INSTRUCTION:
Could you write out the records below exactly as they appear, leaving out any pictures?

DATA RECORDS:
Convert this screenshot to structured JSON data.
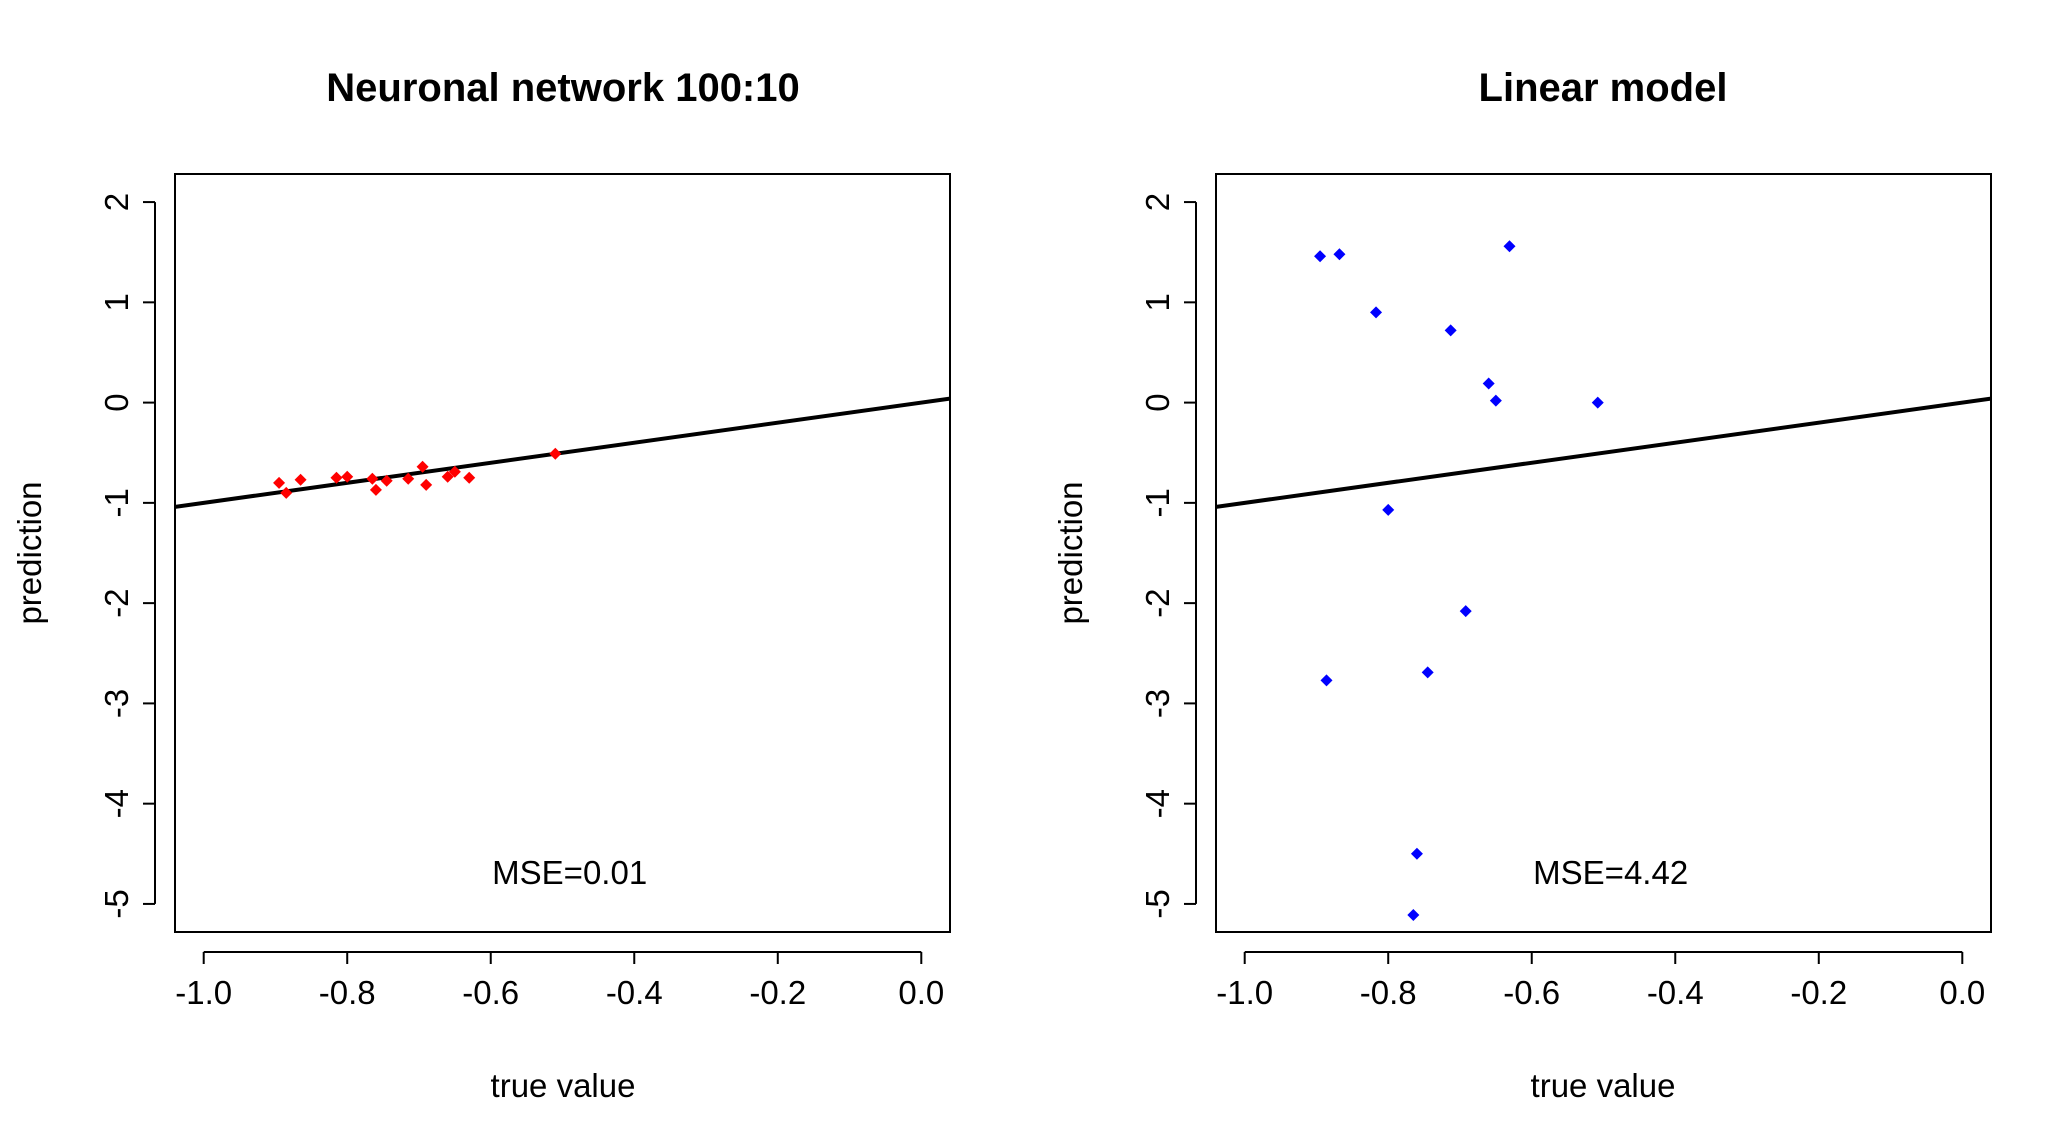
{
  "figure": {
    "background": "#ffffff"
  },
  "chart_data": [
    {
      "type": "scatter",
      "title": "Neuronal network 100:10",
      "xlabel": "true value",
      "ylabel": "prediction",
      "xlim": [
        -1.04,
        0.04
      ],
      "ylim": [
        -5.28,
        2.28
      ],
      "x_ticks": [
        -1.0,
        -0.8,
        -0.6,
        -0.4,
        -0.2,
        0.0
      ],
      "x_tick_labels": [
        "-1.0",
        "-0.8",
        "-0.6",
        "-0.4",
        "-0.2",
        "0.0"
      ],
      "y_ticks": [
        -5,
        -4,
        -3,
        -2,
        -1,
        0,
        1,
        2
      ],
      "y_tick_labels": [
        "-5",
        "-4",
        "-3",
        "-2",
        "-1",
        "0",
        "1",
        "2"
      ],
      "grid": false,
      "point_color": "#ff0000",
      "reference_line": {
        "x": [
          -1.04,
          0.04
        ],
        "y": [
          -1.04,
          0.04
        ],
        "color": "#000000"
      },
      "annotation": {
        "text": "MSE=0.01",
        "x": -0.49,
        "y": -4.8
      },
      "series": [
        {
          "x": [
            -0.895,
            -0.885,
            -0.865,
            -0.815,
            -0.8,
            -0.765,
            -0.76,
            -0.745,
            -0.715,
            -0.695,
            -0.69,
            -0.66,
            -0.65,
            -0.63,
            -0.51
          ],
          "y": [
            -0.8,
            -0.9,
            -0.77,
            -0.75,
            -0.74,
            -0.76,
            -0.87,
            -0.78,
            -0.76,
            -0.64,
            -0.82,
            -0.74,
            -0.69,
            -0.75,
            -0.51
          ]
        }
      ]
    },
    {
      "type": "scatter",
      "title": "Linear model",
      "xlabel": "true value",
      "ylabel": "prediction",
      "xlim": [
        -1.04,
        0.04
      ],
      "ylim": [
        -5.28,
        2.28
      ],
      "x_ticks": [
        -1.0,
        -0.8,
        -0.6,
        -0.4,
        -0.2,
        0.0
      ],
      "x_tick_labels": [
        "-1.0",
        "-0.8",
        "-0.6",
        "-0.4",
        "-0.2",
        "0.0"
      ],
      "y_ticks": [
        -5,
        -4,
        -3,
        -2,
        -1,
        0,
        1,
        2
      ],
      "y_tick_labels": [
        "-5",
        "-4",
        "-3",
        "-2",
        "-1",
        "0",
        "1",
        "2"
      ],
      "grid": false,
      "point_color": "#0000ff",
      "reference_line": {
        "x": [
          -1.04,
          0.04
        ],
        "y": [
          -1.04,
          0.04
        ],
        "color": "#000000"
      },
      "annotation": {
        "text": "MSE=4.42",
        "x": -0.49,
        "y": -4.8
      },
      "series": [
        {
          "x": [
            -0.895,
            -0.868,
            -0.817,
            -0.713,
            -0.631,
            -0.66,
            -0.65,
            -0.508,
            -0.8,
            -0.692,
            -0.886,
            -0.745,
            -0.76,
            -0.765
          ],
          "y": [
            1.46,
            1.48,
            0.9,
            0.72,
            1.56,
            0.19,
            0.02,
            0.0,
            -1.07,
            -2.08,
            -2.77,
            -2.69,
            -4.5,
            -5.11
          ]
        }
      ]
    }
  ]
}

SOLUTION FOR THIS EXERCISE:
Convert this screenshot to structured JSON data.
{
  "figure": {
    "background": "#ffffff"
  },
  "chart_data": [
    {
      "type": "scatter",
      "title": "Neuronal network 100:10",
      "xlabel": "true value",
      "ylabel": "prediction",
      "xlim": [
        -1.04,
        0.04
      ],
      "ylim": [
        -5.28,
        2.28
      ],
      "x_ticks": [
        -1.0,
        -0.8,
        -0.6,
        -0.4,
        -0.2,
        0.0
      ],
      "x_tick_labels": [
        "-1.0",
        "-0.8",
        "-0.6",
        "-0.4",
        "-0.2",
        "0.0"
      ],
      "y_ticks": [
        -5,
        -4,
        -3,
        -2,
        -1,
        0,
        1,
        2
      ],
      "y_tick_labels": [
        "-5",
        "-4",
        "-3",
        "-2",
        "-1",
        "0",
        "1",
        "2"
      ],
      "grid": false,
      "point_color": "#ff0000",
      "reference_line": {
        "x": [
          -1.04,
          0.04
        ],
        "y": [
          -1.04,
          0.04
        ],
        "color": "#000000"
      },
      "annotation": {
        "text": "MSE=0.01",
        "x": -0.49,
        "y": -4.8
      },
      "series": [
        {
          "x": [
            -0.895,
            -0.885,
            -0.865,
            -0.815,
            -0.8,
            -0.765,
            -0.76,
            -0.745,
            -0.715,
            -0.695,
            -0.69,
            -0.66,
            -0.65,
            -0.63,
            -0.51
          ],
          "y": [
            -0.8,
            -0.9,
            -0.77,
            -0.75,
            -0.74,
            -0.76,
            -0.87,
            -0.78,
            -0.76,
            -0.64,
            -0.82,
            -0.74,
            -0.69,
            -0.75,
            -0.51
          ]
        }
      ]
    },
    {
      "type": "scatter",
      "title": "Linear model",
      "xlabel": "true value",
      "ylabel": "prediction",
      "xlim": [
        -1.04,
        0.04
      ],
      "ylim": [
        -5.28,
        2.28
      ],
      "x_ticks": [
        -1.0,
        -0.8,
        -0.6,
        -0.4,
        -0.2,
        0.0
      ],
      "x_tick_labels": [
        "-1.0",
        "-0.8",
        "-0.6",
        "-0.4",
        "-0.2",
        "0.0"
      ],
      "y_ticks": [
        -5,
        -4,
        -3,
        -2,
        -1,
        0,
        1,
        2
      ],
      "y_tick_labels": [
        "-5",
        "-4",
        "-3",
        "-2",
        "-1",
        "0",
        "1",
        "2"
      ],
      "grid": false,
      "point_color": "#0000ff",
      "reference_line": {
        "x": [
          -1.04,
          0.04
        ],
        "y": [
          -1.04,
          0.04
        ],
        "color": "#000000"
      },
      "annotation": {
        "text": "MSE=4.42",
        "x": -0.49,
        "y": -4.8
      },
      "series": [
        {
          "x": [
            -0.895,
            -0.868,
            -0.817,
            -0.713,
            -0.631,
            -0.66,
            -0.65,
            -0.508,
            -0.8,
            -0.692,
            -0.886,
            -0.745,
            -0.76,
            -0.765
          ],
          "y": [
            1.46,
            1.48,
            0.9,
            0.72,
            1.56,
            0.19,
            0.02,
            0.0,
            -1.07,
            -2.08,
            -2.77,
            -2.69,
            -4.5,
            -5.11
          ]
        }
      ]
    }
  ]
}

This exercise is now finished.